[Exercise objective]:
Without the pictures, set down the records below word for word.

Stored items:
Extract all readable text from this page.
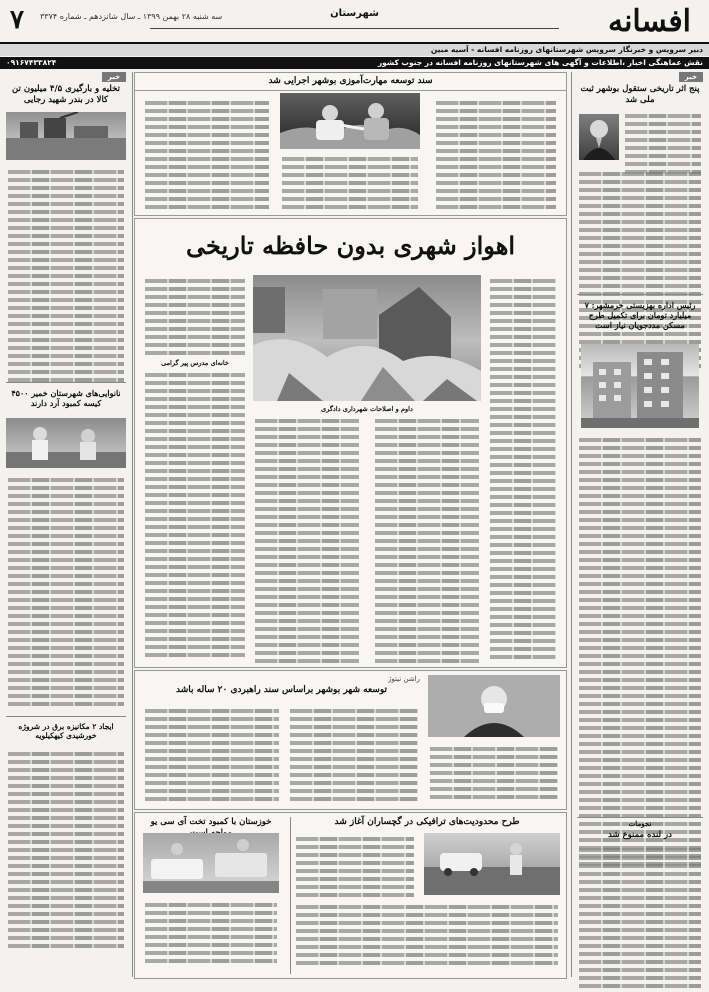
افسانه
شهرستان
سه شنبه ۲۸ بهمن ۱۳۹۹ ـ سال شانزدهم ـ شماره ۳۳۷۴
۷
دبیر سرویس و خبرنگار سرویس شهرستانهای روزنامه افسانه - آسیه مبین
نقش عماهنگی اخبار ،اطلاعات و آگهی های شهرستانهای روزنامه افسانه در جنوب کشور
۰۹۱۶۷۴۳۳۸۲۴
خبر
پنج اثر تاریخی ستقول بوشهر ثبت ملی شد
رئیس اداره بهزیستی خرمشهر: ۷ میلیارد تومان برای تکمیل طرح مسکن مددجویان نیاز است
نجومات
در لنده ممنوع شد
سند توسعه مهارت‌آموزی بوشهر اجرایی شد
اهواز شهری بدون حافظه تاریخی
خانه‌ای مدرس پیر گرامی
داوم و اصلاحات شهرداری دادگری
راشن تیتوژ
توسعه شهر بوشهر براساس سند راهبردی ۲۰ ساله باشد
طرح محدودیت‌های ترافیکی در گچساران آغاز شد
خوزستان با کمبود تخت آی سی یو
خبر
تخلیه و بارگیری ۴/۵ میلیون تن کالا در بندر شهید رجایی
نانوایی‌های شهرستان خمیر ۴۵۰۰ کیسه کمبود آرد دارند
ایجاد ۲ مکانیزه برق در شروژه خورشیدی کیهکیلویه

[Output below]:
Extract all readable text from this page.
افسانه
شهرستان
سه شنبه ۲۸ بهمن ۱۳۹۹ ـ سال شانزدهم ـ شماره ۳۳۷۴
۷
دبیر سرویس و خبرنگار سرویس شهرستانهای روزنامه افسانه - آسیه مبین
نقش عماهنگی اخبار ،اطلاعات و آگهی های شهرستانهای روزنامه افسانه در جنوب کشور
۰۹۱۶۷۴۳۳۸۲۴
خبر
پنج اثر تاریخی ستقول بوشهر ثبت ملی شد
رئیس اداره بهزیستی خرمشهر: ۷ میلیارد تومان برای تکمیل طرح مسکن مددجویان نیاز است
نجومات
در لنده ممنوع شد
سند توسعه مهارت‌آموزی بوشهر اجرایی شد
اهواز شهری بدون حافظه تاریخی
خانه‌ای مدرس پیر گرامی
داوم و اصلاحات شهرداری دادگری
راشن تیتوژ
توسعه شهر بوشهر براساس سند راهبردی ۲۰ ساله باشد
طرح محدودیت‌های ترافیکی در گچساران آغاز شد
خوزستان با کمبود تخت آی سی یو
خبر
تخلیه و بارگیری ۴/۵ میلیون تن کالا در بندر شهید رجایی
نانوایی‌های شهرستان خمیر ۴۵۰۰ کیسه کمبود آرد دارند
ایجاد ۲ مکانیزه برق در شروژه خورشیدی کیهکیلویه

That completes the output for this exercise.